» Texto del ejercicio:
Del dicho al hecho hay un buen trecho dice el refranero español. La contradicción como esencia del ser humano, una contradicción dolorosa para quienes habitan en ella pero también para quienes la padecen. “L´Amour” ha sido tradicionalmente un tema predilecto de la literatura y el cine francés. Un amor romántico, sensual y con frecuencia infiel protagonizado por personajes que viven en una permanente desilusión por la distancia entre su idealización romántica y la realidad. El Fréderic Moreau de La educación sentimental de Flaubert marca el tono, ese joven para el cual el deseo resulta tanto más fuerte cuando está prohibido y es difícil. En las películas francesas, ya se sabe, los personajes suelen ser muy leídos y aquí se cita al autor de Madame Bovary pero también a Balzac y a Gide.
Quizá la gran obra maestra del “amor” del cine francés sea una comedia dramática como La regla del juego (1939), de Jean Renoir, en la que sus aristócratas personajes se dedicaban a “jugar” con los sentimientos como un divertimento sin calcular el coste. Lo poético y lo mundano, lo soñado y lo real, en esa contradicción habitan Daphné (Camélia Jordana) y Maxime (Niels Schneider), narradores de esta película en la que ambos cuentan su compleja trayectoria sentimental hasta su encuentro. La primera espera un hijo de un amigo del segundo. Ambos, en algún momento, no solo han sido víctimas de la volubilidad de sus sentimientos, también de relaciones marcadas por la complejidad moral, con un hombre casado Daphne y con la novia de su mejor amigo Maxime.

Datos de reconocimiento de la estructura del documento

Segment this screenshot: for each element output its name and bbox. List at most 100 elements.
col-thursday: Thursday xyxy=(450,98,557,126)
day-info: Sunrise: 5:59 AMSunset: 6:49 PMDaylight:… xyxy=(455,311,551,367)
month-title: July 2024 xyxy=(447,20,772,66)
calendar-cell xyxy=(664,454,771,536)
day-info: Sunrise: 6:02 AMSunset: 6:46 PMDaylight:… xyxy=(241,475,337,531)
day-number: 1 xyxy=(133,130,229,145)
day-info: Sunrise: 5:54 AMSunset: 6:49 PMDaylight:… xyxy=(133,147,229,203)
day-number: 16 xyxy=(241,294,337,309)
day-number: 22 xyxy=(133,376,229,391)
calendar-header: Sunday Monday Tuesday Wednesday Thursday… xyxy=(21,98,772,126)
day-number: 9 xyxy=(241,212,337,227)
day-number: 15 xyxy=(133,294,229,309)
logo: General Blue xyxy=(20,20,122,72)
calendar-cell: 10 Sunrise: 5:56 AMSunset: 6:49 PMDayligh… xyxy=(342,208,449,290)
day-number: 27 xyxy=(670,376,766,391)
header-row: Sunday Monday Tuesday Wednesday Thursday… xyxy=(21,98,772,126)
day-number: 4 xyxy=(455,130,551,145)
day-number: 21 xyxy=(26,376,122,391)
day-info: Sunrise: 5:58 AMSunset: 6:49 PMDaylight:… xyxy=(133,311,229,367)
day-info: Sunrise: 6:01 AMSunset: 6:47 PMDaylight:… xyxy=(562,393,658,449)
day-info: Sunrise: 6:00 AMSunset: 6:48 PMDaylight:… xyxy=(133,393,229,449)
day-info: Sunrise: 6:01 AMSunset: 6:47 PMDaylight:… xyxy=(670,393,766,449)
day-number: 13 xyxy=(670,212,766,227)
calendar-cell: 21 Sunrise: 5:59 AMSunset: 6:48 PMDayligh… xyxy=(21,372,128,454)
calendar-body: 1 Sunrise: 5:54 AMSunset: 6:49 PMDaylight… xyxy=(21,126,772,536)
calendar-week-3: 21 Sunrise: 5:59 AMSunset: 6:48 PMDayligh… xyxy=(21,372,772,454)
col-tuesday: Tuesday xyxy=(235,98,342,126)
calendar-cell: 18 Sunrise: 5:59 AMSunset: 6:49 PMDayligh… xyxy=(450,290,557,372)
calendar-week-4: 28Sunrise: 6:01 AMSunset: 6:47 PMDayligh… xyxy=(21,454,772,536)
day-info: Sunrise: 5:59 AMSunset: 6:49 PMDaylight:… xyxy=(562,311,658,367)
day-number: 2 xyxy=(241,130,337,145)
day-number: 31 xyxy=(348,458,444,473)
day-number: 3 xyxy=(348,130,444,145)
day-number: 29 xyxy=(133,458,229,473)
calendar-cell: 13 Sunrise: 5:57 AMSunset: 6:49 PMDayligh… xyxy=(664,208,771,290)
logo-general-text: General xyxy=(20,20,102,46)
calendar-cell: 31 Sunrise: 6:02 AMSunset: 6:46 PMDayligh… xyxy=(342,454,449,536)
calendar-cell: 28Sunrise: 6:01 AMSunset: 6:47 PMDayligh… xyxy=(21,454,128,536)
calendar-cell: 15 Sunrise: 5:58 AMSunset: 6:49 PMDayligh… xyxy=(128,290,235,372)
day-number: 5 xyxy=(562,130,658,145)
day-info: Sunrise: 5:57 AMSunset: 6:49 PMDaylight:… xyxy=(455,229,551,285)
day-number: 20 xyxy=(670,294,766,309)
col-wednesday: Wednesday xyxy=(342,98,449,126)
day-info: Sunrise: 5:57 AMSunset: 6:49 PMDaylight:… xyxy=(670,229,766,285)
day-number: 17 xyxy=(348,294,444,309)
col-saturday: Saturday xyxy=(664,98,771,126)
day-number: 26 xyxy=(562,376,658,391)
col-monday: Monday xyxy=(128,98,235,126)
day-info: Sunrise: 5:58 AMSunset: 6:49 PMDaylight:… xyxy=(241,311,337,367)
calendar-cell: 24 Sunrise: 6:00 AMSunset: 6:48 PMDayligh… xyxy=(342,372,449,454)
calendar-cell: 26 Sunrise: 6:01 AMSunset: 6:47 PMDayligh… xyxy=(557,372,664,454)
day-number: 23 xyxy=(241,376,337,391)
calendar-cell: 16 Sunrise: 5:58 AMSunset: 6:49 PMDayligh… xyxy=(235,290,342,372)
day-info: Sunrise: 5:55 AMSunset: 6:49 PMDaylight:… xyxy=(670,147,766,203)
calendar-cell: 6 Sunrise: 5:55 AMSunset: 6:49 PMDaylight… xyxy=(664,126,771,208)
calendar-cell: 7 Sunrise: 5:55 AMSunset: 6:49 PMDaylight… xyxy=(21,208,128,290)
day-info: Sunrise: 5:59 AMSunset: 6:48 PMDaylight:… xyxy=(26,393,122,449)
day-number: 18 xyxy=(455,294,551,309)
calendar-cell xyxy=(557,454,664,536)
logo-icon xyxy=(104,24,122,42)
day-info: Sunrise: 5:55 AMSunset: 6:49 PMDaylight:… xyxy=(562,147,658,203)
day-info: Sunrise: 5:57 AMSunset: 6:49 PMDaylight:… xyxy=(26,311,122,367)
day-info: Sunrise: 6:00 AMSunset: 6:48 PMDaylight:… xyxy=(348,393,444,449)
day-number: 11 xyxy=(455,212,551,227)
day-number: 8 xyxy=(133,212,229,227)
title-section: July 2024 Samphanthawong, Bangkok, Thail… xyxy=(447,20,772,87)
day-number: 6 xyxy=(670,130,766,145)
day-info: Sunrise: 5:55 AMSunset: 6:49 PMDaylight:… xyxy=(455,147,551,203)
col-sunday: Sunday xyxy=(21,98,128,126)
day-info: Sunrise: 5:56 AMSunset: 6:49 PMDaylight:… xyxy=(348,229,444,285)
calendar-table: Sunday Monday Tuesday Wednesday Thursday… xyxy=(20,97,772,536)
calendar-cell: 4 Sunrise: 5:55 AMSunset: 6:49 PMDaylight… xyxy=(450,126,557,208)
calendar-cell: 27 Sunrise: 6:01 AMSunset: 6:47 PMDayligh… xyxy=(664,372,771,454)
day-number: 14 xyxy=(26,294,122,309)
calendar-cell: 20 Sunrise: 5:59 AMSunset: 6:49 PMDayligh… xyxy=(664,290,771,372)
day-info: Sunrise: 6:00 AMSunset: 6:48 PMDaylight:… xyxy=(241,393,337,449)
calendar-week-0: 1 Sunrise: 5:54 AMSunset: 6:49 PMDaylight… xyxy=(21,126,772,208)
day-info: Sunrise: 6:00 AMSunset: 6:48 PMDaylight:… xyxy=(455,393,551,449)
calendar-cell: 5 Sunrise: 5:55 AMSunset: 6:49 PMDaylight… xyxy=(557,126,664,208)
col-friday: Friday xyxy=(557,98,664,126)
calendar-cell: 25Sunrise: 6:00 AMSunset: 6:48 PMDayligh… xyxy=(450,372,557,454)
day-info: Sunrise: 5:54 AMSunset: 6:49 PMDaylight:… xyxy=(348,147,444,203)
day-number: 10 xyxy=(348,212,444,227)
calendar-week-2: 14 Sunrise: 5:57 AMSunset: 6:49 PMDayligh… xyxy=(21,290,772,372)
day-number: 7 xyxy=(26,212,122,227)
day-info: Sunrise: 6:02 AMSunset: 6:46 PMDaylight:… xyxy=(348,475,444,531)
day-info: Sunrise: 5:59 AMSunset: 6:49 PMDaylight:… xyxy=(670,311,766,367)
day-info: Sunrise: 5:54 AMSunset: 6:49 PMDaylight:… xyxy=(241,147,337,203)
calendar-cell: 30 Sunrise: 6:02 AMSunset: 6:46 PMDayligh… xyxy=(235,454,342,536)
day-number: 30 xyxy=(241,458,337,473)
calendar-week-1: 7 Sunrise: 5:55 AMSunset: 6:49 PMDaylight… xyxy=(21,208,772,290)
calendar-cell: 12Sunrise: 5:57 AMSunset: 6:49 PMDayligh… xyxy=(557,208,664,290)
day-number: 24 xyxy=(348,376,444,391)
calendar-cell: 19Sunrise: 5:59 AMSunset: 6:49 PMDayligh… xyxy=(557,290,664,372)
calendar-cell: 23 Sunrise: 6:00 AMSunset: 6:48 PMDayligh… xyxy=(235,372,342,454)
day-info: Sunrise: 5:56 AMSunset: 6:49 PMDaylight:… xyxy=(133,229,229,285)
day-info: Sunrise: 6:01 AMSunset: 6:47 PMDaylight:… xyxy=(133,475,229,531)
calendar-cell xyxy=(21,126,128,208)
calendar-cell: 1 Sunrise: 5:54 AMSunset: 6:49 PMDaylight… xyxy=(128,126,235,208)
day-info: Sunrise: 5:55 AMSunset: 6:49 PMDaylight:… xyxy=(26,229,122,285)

» Qué hay que hacer: Traduce al inglés esta oración del texto sobre el amor en el cine francés: "“L´Amour” ha sido tradicionalmente un tema predilecto de la literatura y el cine francés."

» Ejercicio resuelto: "L´Amour" has traditionally been a favorite theme of French literature and cinema.